## EXERCISE PROMPT
Produce an exact transcription of the listing below, omitting the pictures.

## MATERIAL TO PROCESS
########

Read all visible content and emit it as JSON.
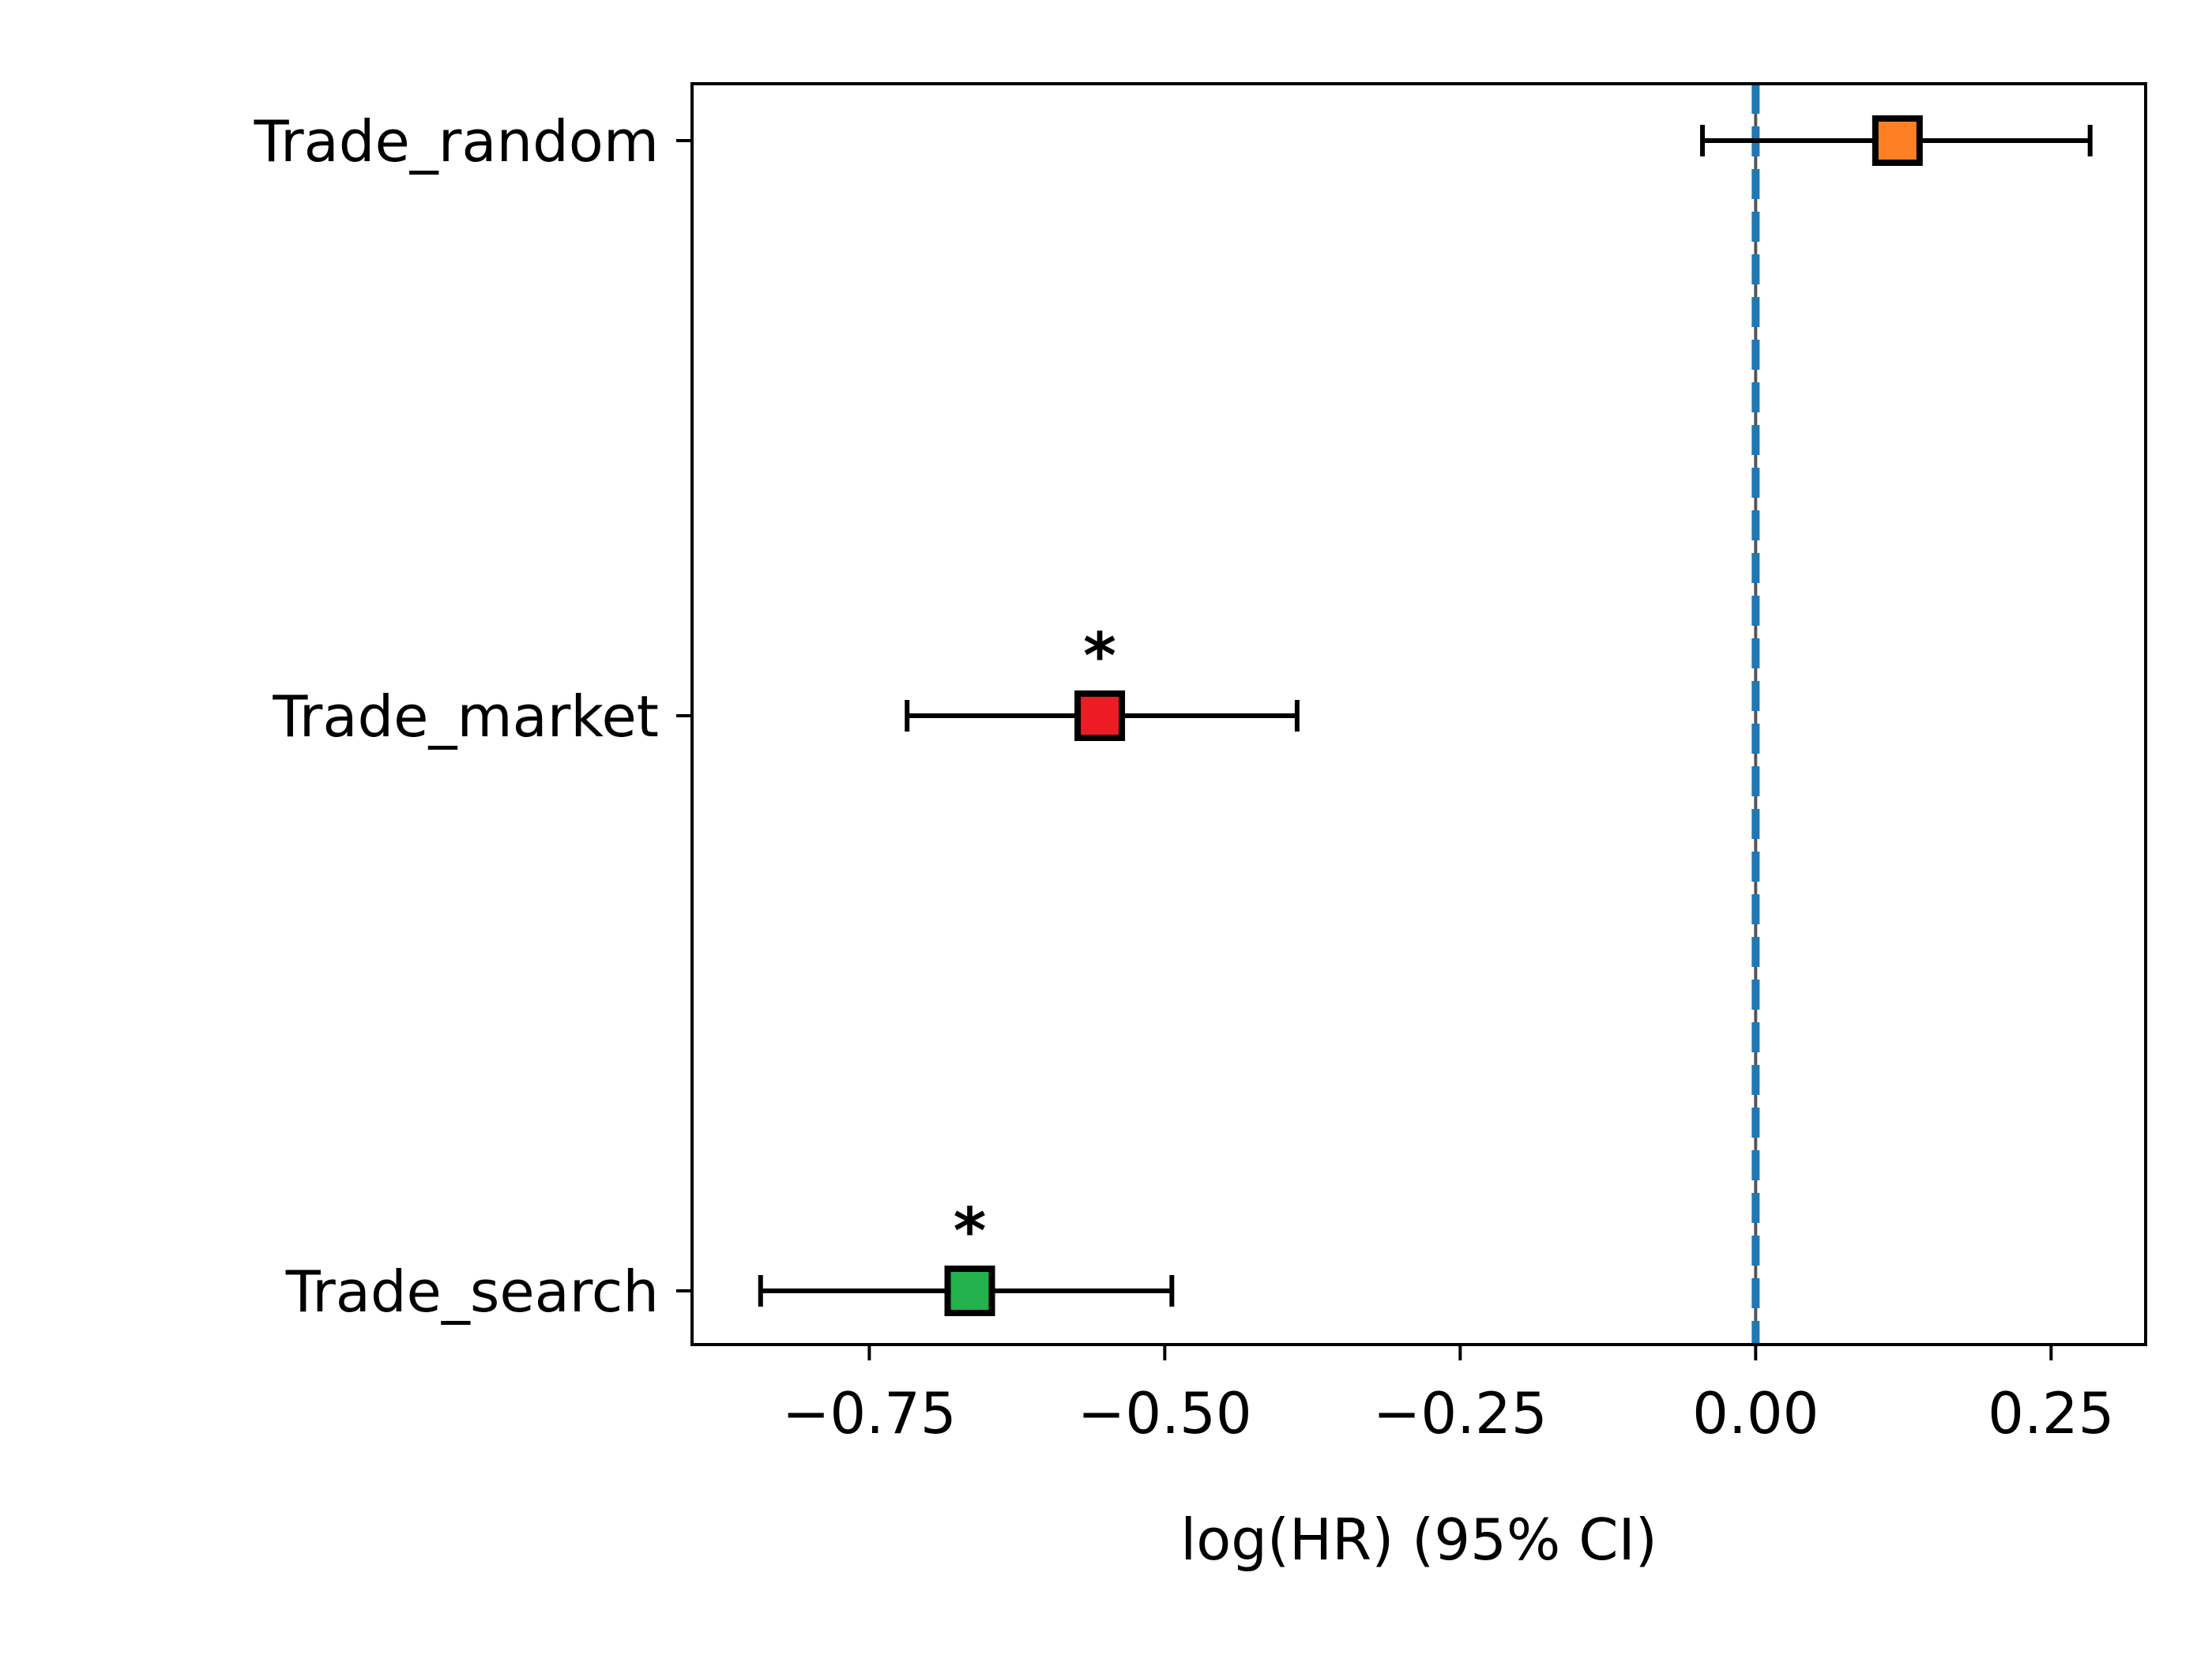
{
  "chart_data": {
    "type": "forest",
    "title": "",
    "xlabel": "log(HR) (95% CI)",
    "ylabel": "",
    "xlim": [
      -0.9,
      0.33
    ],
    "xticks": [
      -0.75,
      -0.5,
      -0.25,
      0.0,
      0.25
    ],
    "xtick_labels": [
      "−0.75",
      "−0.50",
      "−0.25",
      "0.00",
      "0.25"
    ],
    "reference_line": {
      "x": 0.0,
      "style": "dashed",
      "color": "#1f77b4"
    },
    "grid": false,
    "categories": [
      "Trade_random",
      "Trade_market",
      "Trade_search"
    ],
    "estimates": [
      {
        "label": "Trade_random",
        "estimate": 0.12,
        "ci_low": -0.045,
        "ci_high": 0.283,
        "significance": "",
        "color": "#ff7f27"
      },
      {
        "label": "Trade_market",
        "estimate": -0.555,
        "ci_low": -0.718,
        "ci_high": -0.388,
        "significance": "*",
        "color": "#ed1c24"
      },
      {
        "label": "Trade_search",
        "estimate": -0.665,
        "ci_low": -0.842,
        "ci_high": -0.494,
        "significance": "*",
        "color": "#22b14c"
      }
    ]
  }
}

########

## SOLUTION FOR THIS TASK
Read all visible content and emit it as JSON.
{
  "chart_data": {
    "type": "forest",
    "title": "",
    "xlabel": "log(HR) (95% CI)",
    "ylabel": "",
    "xlim": [
      -0.9,
      0.33
    ],
    "xticks": [
      -0.75,
      -0.5,
      -0.25,
      0.0,
      0.25
    ],
    "xtick_labels": [
      "−0.75",
      "−0.50",
      "−0.25",
      "0.00",
      "0.25"
    ],
    "reference_line": {
      "x": 0.0,
      "style": "dashed",
      "color": "#1f77b4"
    },
    "grid": false,
    "categories": [
      "Trade_random",
      "Trade_market",
      "Trade_search"
    ],
    "estimates": [
      {
        "label": "Trade_random",
        "estimate": 0.12,
        "ci_low": -0.045,
        "ci_high": 0.283,
        "significance": "",
        "color": "#ff7f27"
      },
      {
        "label": "Trade_market",
        "estimate": -0.555,
        "ci_low": -0.718,
        "ci_high": -0.388,
        "significance": "*",
        "color": "#ed1c24"
      },
      {
        "label": "Trade_search",
        "estimate": -0.665,
        "ci_low": -0.842,
        "ci_high": -0.494,
        "significance": "*",
        "color": "#22b14c"
      }
    ]
  }
}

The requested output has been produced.